*** Text provided Section Begins ***

Mastering Kubernetes Scaling: Server-Side Shard-Based List and Watch in v1.36
As Kubernetes clusters expand beyond tens of thousands of nodes, traditional controllers that monitor high-cardinality resources like Pods encounter a scalability bottleneck. In previous setups, each replica of a horizontally scaled controller had to process the entire event stream from the API server, decoding every object even if it was irrelevant, consuming significant CPU, memory, and network resources—and scaling out only multiplied the cost. Kubernetes v1.36 addresses this with an alpha feature (KEP-5866) that introduces server-side sharded list and watch, allowing the API server to filter events at the source so each replica receives only the data slice it owns.
What problem does server-side sharded list and watch solve?
Traditional client-side sharding, used by tools like kube-state-metrics, assigns each controller replica a portion of the key space but still streams the full event list from the API server. Every replica deserializes and processes every event, discarding most of them, leading to wasted CPU, memory, and bandwidth. The network overhead scales linearly with the number of replicas, not with the useful data size. This inefficiency becomes critical in large clusters where event streams are enormous. Server-side sharding moves filtering into the API server, so only matching events are transmitted. This drastically reduces per‑replica resource usage, enables true linear scaling, and cuts network traffic, making it feasible to run many controller replicas without prohibitive overhead.
How does the API server know which events to send to each replica?
Clients (controller replicas) specify a hash range in the shardSelector field of ListOptions. They provide a start and end hash value (e.g., '0x0000000000000000' to '0x8000000000000000'). The API server computes a deterministic 64‑bit FNV‑1a hash of a specified field, such as object.metadata.uid or object.metadata.namespace, for each resource object. It then returns only those objects whose hash falls within the range [start, end). This filtering applies both to initial list responses and to subsequent watch event streams. Because the hash is deterministic and consistent across all API server instances, this approach works reliably in multi‑master deployments.
What fields can be used for hash‑based sharding?
Currently, the feature supports two field paths: object.metadata.uid and object.metadata.namespace. The uid path provides a global distribution of objects, ideal for controllers that handle any Pod regardless of namespace. The namespace path distributes objects by namespace, which can be useful for controllers that manage per‑namespace resources. The hash function uses FNV‑1a and produces a 64‑bit value. When using uid, ensure that the objects have unique UIDs (which they do by default). You can define ranges that cover the entire hash space (0 to 2^64) by using hexadecimal endpoints.
How can I use server‑side sharded watches in my controller?
Controllers typically use informers to list and watch resources. To shard, each replica injects a shardSelector into its informer's list options via WithTweakListOptions. For example, to assign replica 0 the lower half of the keyspace, you’d use: "shardRange(object.metadata.uid, '0x0000000000000000', '0x8000000000000000')". Replica 1 would use the complementary range. There’s no built‑in mechanism to automatically distribute ranges across replicas—you’ll need to implement your own assignment logic, typically through environment variables or a configuration system that hands each pod a unique shard index and total shard count.
What code changes are needed to adopt this feature?

*** Text provided Section Ends ***
*** Entries provided Section Begins ***

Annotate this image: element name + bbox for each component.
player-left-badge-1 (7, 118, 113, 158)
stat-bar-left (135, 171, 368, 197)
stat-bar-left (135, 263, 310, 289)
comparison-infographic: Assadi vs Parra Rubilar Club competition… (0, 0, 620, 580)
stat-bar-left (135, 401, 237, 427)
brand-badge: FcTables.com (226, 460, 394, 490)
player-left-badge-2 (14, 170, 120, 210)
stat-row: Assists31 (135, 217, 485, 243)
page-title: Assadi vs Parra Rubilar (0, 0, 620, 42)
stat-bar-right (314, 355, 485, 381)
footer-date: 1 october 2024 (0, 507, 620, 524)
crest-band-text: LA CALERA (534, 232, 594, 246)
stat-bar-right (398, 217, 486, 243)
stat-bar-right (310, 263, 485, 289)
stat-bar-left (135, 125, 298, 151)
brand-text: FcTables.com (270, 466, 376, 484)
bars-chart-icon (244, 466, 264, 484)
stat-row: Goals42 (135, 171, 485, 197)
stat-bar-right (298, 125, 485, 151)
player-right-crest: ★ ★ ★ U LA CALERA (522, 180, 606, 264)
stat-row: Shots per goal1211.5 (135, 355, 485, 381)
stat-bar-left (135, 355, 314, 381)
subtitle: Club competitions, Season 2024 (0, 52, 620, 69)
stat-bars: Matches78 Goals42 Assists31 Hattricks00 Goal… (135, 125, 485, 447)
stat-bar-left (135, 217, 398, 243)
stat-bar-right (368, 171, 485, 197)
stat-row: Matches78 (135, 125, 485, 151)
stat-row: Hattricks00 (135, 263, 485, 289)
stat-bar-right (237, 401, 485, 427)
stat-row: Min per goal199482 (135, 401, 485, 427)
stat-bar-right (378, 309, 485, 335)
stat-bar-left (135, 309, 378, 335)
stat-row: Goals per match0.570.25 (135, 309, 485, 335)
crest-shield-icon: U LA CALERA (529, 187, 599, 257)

*** Entries provided Section Ends ***

Exercises:
(a) Summarize the text on server-side sharded list and watch in two sentences.
(b) Decide whether each statement agrees with the text on server-side sharded list and watch. For each, answer yes or no and quote the words of the text that decide it. (i) The hash-range filtering covers both initial list responses and later watch event streams. (ii) Kubernetes provides a built-in way to distribute hash ranges across replicas automatically. (iii) The feature currently supports two field paths for hashing.

Your responses:
(a) Kubernetes v1.36 adds an alpha feature, KEP-5866, that lets the API server filter list and watch events at the source, so each controller replica receives only the slice of data it owns instead of every replica processing the full event stream. Replicas specify a hash range in the shardSelector field of ListOptions, and the API server returns only objects whose 64-bit FNV-1a hash of a field such as object.metadata.uid or object.metadata.namespace falls within that range.

(b)
(i) Yes: "This filtering applies both to initial list responses and to subsequent watch event streams."
(ii) No: "There’s no built‑in mechanism to automatically distribute ranges across replicas"
(iii) Yes: "Currently, the feature supports two field paths: object.metadata.uid and object.metadata.namespace."